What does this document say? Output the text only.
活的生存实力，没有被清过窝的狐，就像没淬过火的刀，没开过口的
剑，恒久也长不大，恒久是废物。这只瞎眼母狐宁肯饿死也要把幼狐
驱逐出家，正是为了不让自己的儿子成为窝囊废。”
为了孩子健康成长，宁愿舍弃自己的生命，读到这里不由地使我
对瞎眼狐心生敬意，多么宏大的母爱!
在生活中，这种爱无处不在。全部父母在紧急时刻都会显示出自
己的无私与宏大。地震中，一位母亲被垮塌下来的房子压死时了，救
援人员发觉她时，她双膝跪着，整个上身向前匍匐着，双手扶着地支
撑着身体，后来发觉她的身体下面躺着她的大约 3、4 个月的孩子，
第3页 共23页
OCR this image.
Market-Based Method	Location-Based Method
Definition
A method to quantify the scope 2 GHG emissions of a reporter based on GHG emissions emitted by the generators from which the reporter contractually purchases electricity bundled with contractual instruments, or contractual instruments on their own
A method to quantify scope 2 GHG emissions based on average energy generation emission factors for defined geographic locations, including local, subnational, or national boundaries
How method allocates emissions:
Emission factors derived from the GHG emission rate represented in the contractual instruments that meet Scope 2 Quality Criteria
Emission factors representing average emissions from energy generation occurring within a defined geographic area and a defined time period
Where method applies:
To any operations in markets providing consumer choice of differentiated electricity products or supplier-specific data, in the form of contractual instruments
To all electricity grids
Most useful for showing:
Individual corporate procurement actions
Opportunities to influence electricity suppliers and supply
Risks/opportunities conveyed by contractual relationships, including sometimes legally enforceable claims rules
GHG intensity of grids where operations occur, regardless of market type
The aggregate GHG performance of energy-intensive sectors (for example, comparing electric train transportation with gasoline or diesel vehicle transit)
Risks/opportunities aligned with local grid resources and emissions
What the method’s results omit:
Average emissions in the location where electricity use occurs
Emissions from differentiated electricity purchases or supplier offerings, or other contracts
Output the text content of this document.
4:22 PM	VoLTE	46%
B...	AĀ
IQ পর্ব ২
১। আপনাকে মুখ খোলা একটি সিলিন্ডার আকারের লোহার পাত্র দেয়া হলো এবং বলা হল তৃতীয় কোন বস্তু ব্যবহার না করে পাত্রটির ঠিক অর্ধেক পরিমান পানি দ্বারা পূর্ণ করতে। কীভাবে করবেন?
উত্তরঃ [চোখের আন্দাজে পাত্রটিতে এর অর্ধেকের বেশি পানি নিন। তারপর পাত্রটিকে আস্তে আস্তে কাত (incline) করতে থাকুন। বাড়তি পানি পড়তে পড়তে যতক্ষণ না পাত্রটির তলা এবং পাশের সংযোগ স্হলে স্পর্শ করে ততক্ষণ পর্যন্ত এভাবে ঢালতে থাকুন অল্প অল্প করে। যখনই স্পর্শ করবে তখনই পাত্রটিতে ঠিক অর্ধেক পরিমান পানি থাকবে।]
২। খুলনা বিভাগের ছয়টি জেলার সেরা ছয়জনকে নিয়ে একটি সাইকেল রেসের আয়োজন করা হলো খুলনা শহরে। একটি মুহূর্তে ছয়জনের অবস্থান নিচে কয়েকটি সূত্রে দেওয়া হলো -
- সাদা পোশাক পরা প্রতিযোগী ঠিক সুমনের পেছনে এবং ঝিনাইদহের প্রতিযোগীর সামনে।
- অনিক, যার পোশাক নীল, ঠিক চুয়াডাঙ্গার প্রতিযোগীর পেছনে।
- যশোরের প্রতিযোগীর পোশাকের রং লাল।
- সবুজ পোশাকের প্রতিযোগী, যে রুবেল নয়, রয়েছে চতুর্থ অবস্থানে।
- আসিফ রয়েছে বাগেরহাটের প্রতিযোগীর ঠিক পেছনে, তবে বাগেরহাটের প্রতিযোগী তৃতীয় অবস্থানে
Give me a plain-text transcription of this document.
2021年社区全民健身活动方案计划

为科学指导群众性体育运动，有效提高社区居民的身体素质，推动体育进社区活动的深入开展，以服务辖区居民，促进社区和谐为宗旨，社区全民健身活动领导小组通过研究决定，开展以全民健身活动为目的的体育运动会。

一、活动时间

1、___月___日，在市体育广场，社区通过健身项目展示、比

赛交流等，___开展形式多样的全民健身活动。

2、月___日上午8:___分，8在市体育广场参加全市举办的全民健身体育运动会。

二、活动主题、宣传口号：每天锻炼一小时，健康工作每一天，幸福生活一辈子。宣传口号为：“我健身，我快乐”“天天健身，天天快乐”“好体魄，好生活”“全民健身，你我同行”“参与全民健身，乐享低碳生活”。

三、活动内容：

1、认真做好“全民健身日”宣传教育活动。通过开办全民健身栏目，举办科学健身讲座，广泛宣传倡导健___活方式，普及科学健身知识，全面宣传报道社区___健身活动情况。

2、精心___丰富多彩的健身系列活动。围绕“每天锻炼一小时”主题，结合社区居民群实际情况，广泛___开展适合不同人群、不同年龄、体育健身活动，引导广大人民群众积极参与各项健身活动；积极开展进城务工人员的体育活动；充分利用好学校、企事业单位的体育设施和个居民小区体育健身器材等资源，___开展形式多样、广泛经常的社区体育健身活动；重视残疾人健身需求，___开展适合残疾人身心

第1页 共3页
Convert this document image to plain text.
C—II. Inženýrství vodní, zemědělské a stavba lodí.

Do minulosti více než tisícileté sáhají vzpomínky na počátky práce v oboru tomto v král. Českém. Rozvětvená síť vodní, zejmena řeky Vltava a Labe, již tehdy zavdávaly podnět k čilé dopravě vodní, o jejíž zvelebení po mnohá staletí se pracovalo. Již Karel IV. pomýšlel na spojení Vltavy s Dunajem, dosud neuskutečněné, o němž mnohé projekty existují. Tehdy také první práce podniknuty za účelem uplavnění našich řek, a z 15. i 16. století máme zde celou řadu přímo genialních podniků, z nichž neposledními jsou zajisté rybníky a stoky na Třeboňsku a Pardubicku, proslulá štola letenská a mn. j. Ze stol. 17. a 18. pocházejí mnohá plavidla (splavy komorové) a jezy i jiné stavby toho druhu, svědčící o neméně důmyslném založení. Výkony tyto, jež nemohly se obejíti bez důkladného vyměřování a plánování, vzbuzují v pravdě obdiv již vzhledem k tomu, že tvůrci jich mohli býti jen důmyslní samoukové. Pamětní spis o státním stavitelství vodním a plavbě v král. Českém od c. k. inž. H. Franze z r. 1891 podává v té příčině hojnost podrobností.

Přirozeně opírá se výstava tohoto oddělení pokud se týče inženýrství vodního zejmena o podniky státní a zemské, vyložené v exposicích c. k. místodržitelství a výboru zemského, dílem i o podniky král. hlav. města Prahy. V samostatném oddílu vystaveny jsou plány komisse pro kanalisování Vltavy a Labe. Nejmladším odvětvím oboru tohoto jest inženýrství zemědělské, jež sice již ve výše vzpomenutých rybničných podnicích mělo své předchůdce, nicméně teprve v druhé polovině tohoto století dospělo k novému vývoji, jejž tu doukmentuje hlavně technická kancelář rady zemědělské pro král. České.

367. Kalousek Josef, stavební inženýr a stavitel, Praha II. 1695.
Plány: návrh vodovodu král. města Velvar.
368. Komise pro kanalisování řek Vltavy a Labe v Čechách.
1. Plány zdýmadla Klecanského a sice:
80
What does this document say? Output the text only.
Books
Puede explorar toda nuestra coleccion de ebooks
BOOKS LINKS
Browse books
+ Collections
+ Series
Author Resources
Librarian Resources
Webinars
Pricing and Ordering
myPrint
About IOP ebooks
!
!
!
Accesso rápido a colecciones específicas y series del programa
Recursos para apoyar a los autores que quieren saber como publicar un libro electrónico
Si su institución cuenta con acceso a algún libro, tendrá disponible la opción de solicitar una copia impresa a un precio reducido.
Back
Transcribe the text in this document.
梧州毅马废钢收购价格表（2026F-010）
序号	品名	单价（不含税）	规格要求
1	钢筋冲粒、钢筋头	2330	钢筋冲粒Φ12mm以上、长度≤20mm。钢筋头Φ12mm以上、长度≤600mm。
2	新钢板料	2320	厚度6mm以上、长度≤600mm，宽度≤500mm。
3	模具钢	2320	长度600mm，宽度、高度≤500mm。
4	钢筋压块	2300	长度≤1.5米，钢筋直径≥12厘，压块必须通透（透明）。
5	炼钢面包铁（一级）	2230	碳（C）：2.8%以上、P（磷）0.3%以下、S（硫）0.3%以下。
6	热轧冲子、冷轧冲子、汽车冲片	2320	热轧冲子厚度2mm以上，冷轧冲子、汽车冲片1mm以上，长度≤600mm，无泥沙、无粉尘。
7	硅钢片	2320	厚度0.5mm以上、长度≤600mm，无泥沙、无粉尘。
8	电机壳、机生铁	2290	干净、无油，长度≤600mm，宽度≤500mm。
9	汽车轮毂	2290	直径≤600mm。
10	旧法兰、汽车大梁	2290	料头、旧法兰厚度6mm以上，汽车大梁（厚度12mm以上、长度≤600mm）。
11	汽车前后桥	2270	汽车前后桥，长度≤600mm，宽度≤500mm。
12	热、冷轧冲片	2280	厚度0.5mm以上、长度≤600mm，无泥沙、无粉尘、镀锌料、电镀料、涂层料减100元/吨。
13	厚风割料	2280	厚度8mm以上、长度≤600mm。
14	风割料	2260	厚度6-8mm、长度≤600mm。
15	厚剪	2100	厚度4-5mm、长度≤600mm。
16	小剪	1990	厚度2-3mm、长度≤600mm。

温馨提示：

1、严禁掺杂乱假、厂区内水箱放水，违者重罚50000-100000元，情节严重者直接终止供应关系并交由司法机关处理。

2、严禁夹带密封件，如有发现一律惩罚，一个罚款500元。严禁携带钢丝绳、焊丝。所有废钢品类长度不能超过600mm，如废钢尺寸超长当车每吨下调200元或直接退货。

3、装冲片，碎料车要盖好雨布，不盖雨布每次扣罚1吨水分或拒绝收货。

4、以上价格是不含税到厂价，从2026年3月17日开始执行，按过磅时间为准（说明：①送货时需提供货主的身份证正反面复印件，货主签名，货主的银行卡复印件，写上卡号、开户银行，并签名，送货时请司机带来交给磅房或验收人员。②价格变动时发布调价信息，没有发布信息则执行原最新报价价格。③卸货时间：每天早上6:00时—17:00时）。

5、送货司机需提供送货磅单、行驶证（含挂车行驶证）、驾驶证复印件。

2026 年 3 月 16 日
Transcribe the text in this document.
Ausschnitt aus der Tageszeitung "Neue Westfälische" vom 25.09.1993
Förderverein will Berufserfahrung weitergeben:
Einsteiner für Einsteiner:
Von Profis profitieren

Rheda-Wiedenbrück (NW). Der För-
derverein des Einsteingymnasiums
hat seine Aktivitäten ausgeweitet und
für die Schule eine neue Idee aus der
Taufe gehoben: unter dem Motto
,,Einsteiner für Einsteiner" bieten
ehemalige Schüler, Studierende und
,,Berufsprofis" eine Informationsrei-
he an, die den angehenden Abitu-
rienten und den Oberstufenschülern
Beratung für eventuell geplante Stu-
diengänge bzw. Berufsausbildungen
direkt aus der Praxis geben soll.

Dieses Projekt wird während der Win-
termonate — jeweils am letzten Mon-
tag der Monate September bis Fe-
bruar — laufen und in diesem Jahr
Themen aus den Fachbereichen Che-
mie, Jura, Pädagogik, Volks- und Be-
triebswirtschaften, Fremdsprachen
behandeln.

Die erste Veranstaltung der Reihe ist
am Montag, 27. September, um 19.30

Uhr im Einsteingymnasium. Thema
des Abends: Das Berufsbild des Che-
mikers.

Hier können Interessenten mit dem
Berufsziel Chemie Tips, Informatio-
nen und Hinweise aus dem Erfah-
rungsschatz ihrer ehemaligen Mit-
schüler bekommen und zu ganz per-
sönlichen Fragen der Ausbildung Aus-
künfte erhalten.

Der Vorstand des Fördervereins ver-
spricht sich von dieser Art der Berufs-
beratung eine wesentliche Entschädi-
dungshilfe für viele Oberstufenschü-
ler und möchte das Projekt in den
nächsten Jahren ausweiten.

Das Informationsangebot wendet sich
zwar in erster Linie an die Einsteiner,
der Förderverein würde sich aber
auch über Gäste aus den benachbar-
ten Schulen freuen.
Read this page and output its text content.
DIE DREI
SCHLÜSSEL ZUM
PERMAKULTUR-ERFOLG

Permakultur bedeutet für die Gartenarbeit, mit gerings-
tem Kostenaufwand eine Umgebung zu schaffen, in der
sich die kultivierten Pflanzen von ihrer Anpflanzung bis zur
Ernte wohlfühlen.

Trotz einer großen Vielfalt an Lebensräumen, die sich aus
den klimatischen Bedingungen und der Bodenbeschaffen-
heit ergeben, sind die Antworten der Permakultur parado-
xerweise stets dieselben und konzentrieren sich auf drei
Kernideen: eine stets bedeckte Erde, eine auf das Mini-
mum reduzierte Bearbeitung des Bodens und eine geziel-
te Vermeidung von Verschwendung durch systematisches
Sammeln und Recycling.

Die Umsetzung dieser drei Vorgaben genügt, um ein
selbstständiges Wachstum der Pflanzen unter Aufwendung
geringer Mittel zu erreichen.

▶ **What the task requires**
Determine how many lines above contain "including" as a word or string. Give the number alone.

▶ **Correct output**
2